** start of RECORD SET **

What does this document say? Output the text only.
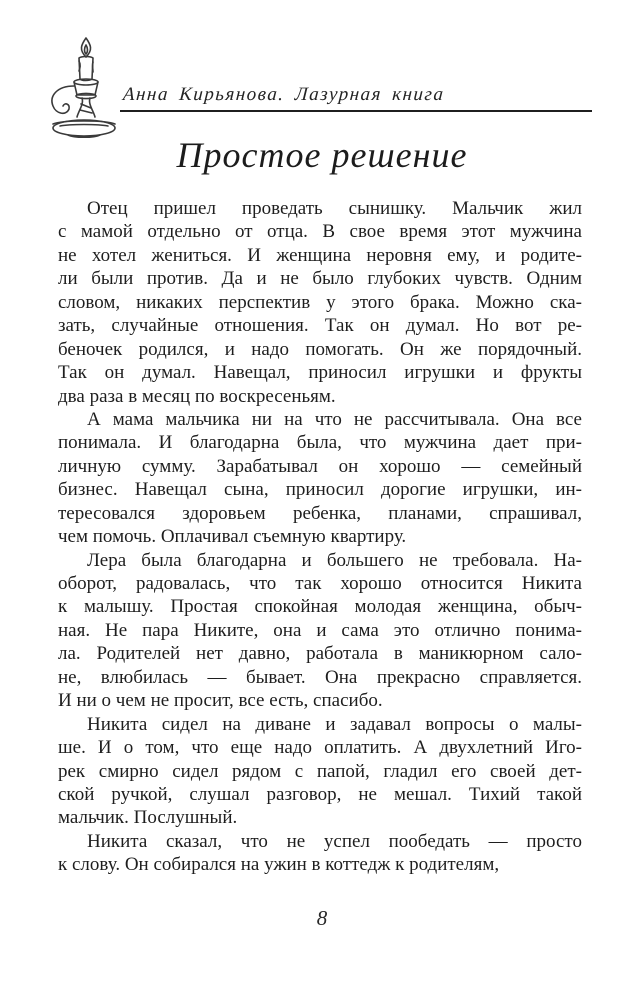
Анна Кирьянова. Лазурная книга
Простое решение
Отец пришел проведать сынишку. Мальчик жил
с мамой отдельно от отца. В свое время этот мужчина
не хотел жениться. И женщина неровня ему, и родите-
ли были против. Да и не было глубоких чувств. Одним
словом, никаких перспектив у этого брака. Можно ска-
зать, случайные отношения. Так он думал. Но вот ре-
беночек родился, и надо помогать. Он же порядочный.
Так он думал. Навещал, приносил игрушки и фрукты
два раза в месяц по воскресеньям.
А мама мальчика ни на что не рассчитывала. Она все
понимала. И благодарна была, что мужчина дает при-
личную сумму. Зарабатывал он хорошо — семейный
бизнес. Навещал сына, приносил дорогие игрушки, ин-
тересовался здоровьем ребенка, планами, спрашивал,
чем помочь. Оплачивал съемную квартиру.
Лера была благодарна и большего не требовала. На-
оборот, радовалась, что так хорошо относится Никита
к малышу. Простая спокойная молодая женщина, обыч-
ная. Не пара Никите, она и сама это отлично понима-
ла. Родителей нет давно, работала в маникюрном сало-
не, влюбилась — бывает. Она прекрасно справляется.
И ни о чем не просит, все есть, спасибо.
Никита сидел на диване и задавал вопросы о малы-
ше. И о том, что еще надо оплатить. А двухлетний Иго-
рек смирно сидел рядом с папой, гладил его своей дет-
ской ручкой, слушал разговор, не мешал. Тихий такой
мальчик. Послушный.
Никита сказал, что не успел пообедать — просто
к слову. Он собирался на ужин в коттедж к родителям,
8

** end of RECORD SET **

● **GIVEN PROBLEM**:
Retype the data above exactly; pictures are not part of the copy.

● **ANSWER TO THE EXERCISE**:
What does this document say? Output the text only.
Анна Кирьянова. Лазурная книга
Простое решение
Отец пришел проведать сынишку. Мальчик жил
с мамой отдельно от отца. В свое время этот мужчина
не хотел жениться. И женщина неровня ему, и родите-
ли были против. Да и не было глубоких чувств. Одним
словом, никаких перспектив у этого брака. Можно ска-
зать, случайные отношения. Так он думал. Но вот ре-
беночек родился, и надо помогать. Он же порядочный.
Так он думал. Навещал, приносил игрушки и фрукты
два раза в месяц по воскресеньям.
А мама мальчика ни на что не рассчитывала. Она все
понимала. И благодарна была, что мужчина дает при-
личную сумму. Зарабатывал он хорошо — семейный
бизнес. Навещал сына, приносил дорогие игрушки, ин-
тересовался здоровьем ребенка, планами, спрашивал,
чем помочь. Оплачивал съемную квартиру.
Лера была благодарна и большего не требовала. На-
оборот, радовалась, что так хорошо относится Никита
к малышу. Простая спокойная молодая женщина, обыч-
ная. Не пара Никите, она и сама это отлично понима-
ла. Родителей нет давно, работала в маникюрном сало-
не, влюбилась — бывает. Она прекрасно справляется.
И ни о чем не просит, все есть, спасибо.
Никита сидел на диване и задавал вопросы о малы-
ше. И о том, что еще надо оплатить. А двухлетний Иго-
рек смирно сидел рядом с папой, гладил его своей дет-
ской ручкой, слушал разговор, не мешал. Тихий такой
мальчик. Послушный.
Никита сказал, что не успел пообедать — просто
к слову. Он собирался на ужин в коттедж к родителям,
8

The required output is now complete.